**EXERCISE BRIEF:**
Could you output each line of the data that follows exactly?

--- START ---

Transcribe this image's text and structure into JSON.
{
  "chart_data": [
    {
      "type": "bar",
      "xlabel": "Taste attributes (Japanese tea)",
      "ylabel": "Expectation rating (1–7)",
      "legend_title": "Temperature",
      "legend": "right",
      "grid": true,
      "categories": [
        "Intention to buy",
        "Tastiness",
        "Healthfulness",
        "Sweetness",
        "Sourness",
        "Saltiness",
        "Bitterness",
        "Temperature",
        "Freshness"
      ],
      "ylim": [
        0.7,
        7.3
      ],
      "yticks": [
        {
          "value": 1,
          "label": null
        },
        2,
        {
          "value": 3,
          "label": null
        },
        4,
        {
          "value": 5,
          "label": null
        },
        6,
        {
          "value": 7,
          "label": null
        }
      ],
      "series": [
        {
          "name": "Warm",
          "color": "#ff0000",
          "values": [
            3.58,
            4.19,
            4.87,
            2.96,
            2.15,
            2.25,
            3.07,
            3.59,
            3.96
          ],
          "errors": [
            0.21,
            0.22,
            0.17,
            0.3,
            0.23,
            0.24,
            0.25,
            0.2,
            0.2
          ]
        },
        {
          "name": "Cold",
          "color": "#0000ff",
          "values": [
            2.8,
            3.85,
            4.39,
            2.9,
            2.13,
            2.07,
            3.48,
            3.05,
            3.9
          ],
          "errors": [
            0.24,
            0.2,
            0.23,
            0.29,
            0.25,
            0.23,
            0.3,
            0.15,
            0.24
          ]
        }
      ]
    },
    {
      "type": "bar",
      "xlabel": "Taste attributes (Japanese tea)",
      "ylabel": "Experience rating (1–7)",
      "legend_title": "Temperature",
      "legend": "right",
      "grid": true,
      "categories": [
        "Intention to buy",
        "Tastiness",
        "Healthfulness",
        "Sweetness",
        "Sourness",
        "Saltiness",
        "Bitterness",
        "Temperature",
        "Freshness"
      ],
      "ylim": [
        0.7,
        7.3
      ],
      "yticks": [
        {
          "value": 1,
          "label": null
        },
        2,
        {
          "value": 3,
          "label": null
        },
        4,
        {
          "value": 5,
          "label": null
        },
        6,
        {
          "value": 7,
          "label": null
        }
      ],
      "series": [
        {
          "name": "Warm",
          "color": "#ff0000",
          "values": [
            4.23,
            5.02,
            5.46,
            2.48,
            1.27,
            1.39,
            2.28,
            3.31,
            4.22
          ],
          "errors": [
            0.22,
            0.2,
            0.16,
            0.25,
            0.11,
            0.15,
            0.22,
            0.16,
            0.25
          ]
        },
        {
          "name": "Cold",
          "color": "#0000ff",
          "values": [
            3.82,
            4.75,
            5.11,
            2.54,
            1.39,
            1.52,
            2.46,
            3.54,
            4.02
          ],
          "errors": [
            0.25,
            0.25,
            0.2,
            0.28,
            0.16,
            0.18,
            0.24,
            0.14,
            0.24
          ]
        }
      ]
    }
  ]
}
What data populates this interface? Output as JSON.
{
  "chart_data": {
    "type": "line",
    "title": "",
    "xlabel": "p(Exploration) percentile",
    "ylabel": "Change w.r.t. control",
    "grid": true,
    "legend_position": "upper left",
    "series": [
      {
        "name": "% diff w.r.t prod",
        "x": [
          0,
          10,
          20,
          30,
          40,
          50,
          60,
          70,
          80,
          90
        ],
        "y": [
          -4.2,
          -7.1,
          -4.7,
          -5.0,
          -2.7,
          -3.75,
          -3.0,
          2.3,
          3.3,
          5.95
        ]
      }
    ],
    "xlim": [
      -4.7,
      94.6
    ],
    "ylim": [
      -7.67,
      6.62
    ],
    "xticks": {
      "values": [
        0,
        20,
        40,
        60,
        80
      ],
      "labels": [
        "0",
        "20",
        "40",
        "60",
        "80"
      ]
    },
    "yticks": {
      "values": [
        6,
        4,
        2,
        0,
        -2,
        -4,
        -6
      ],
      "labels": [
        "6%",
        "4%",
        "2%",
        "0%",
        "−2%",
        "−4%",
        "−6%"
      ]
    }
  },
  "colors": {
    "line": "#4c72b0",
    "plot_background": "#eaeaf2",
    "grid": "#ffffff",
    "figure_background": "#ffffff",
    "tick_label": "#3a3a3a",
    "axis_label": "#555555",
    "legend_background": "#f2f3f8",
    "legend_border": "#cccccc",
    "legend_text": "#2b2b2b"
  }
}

--- END ---

**ANSWER TO THE EXERCISE:**
Transcribe this image's text and structure into JSON.
{
  "chart_data": [
    {
      "type": "bar",
      "xlabel": "Taste attributes (Japanese tea)",
      "ylabel": "Expectation rating (1–7)",
      "legend_title": "Temperature",
      "legend": "right",
      "grid": true,
      "categories": [
        "Intention to buy",
        "Tastiness",
        "Healthfulness",
        "Sweetness",
        "Sourness",
        "Saltiness",
        "Bitterness",
        "Temperature",
        "Freshness"
      ],
      "ylim": [
        0.7,
        7.3
      ],
      "yticks": [
        {
          "value": 1,
          "label": null
        },
        2,
        {
          "value": 3,
          "label": null
        },
        4,
        {
          "value": 5,
          "label": null
        },
        6,
        {
          "value": 7,
          "label": null
        }
      ],
      "series": [
        {
          "name": "Warm",
          "color": "#ff0000",
          "values": [
            3.58,
            4.19,
            4.87,
            2.96,
            2.15,
            2.25,
            3.07,
            3.59,
            3.96
          ],
          "errors": [
            0.21,
            0.22,
            0.17,
            0.3,
            0.23,
            0.24,
            0.25,
            0.2,
            0.2
          ]
        },
        {
          "name": "Cold",
          "color": "#0000ff",
          "values": [
            2.8,
            3.85,
            4.39,
            2.9,
            2.13,
            2.07,
            3.48,
            3.05,
            3.9
          ],
          "errors": [
            0.24,
            0.2,
            0.23,
            0.29,
            0.25,
            0.23,
            0.3,
            0.15,
            0.24
          ]
        }
      ]
    },
    {
      "type": "bar",
      "xlabel": "Taste attributes (Japanese tea)",
      "ylabel": "Experience rating (1–7)",
      "legend_title": "Temperature",
      "legend": "right",
      "grid": true,
      "categories": [
        "Intention to buy",
        "Tastiness",
        "Healthfulness",
        "Sweetness",
        "Sourness",
        "Saltiness",
        "Bitterness",
        "Temperature",
        "Freshness"
      ],
      "ylim": [
        0.7,
        7.3
      ],
      "yticks": [
        {
          "value": 1,
          "label": null
        },
        2,
        {
          "value": 3,
          "label": null
        },
        4,
        {
          "value": 5,
          "label": null
        },
        6,
        {
          "value": 7,
          "label": null
        }
      ],
      "series": [
        {
          "name": "Warm",
          "color": "#ff0000",
          "values": [
            4.23,
            5.02,
            5.46,
            2.48,
            1.27,
            1.39,
            2.28,
            3.31,
            4.22
          ],
          "errors": [
            0.22,
            0.2,
            0.16,
            0.25,
            0.11,
            0.15,
            0.22,
            0.16,
            0.25
          ]
        },
        {
          "name": "Cold",
          "color": "#0000ff",
          "values": [
            3.82,
            4.75,
            5.11,
            2.54,
            1.39,
            1.52,
            2.46,
            3.54,
            4.02
          ],
          "errors": [
            0.25,
            0.25,
            0.2,
            0.28,
            0.16,
            0.18,
            0.24,
            0.14,
            0.24
          ]
        }
      ]
    }
  ]
}
What data populates this interface? Output as JSON.
{
  "chart_data": {
    "type": "line",
    "title": "",
    "xlabel": "p(Exploration) percentile",
    "ylabel": "Change w.r.t. control",
    "grid": true,
    "legend_position": "upper left",
    "series": [
      {
        "name": "% diff w.r.t prod",
        "x": [
          0,
          10,
          20,
          30,
          40,
          50,
          60,
          70,
          80,
          90
        ],
        "y": [
          -4.2,
          -7.1,
          -4.7,
          -5.0,
          -2.7,
          -3.75,
          -3.0,
          2.3,
          3.3,
          5.95
        ]
      }
    ],
    "xlim": [
      -4.7,
      94.6
    ],
    "ylim": [
      -7.67,
      6.62
    ],
    "xticks": {
      "values": [
        0,
        20,
        40,
        60,
        80
      ],
      "labels": [
        "0",
        "20",
        "40",
        "60",
        "80"
      ]
    },
    "yticks": {
      "values": [
        6,
        4,
        2,
        0,
        -2,
        -4,
        -6
      ],
      "labels": [
        "6%",
        "4%",
        "2%",
        "0%",
        "−2%",
        "−4%",
        "−6%"
      ]
    }
  },
  "colors": {
    "line": "#4c72b0",
    "plot_background": "#eaeaf2",
    "grid": "#ffffff",
    "figure_background": "#ffffff",
    "tick_label": "#3a3a3a",
    "axis_label": "#555555",
    "legend_background": "#f2f3f8",
    "legend_border": "#cccccc",
    "legend_text": "#2b2b2b"
  }
}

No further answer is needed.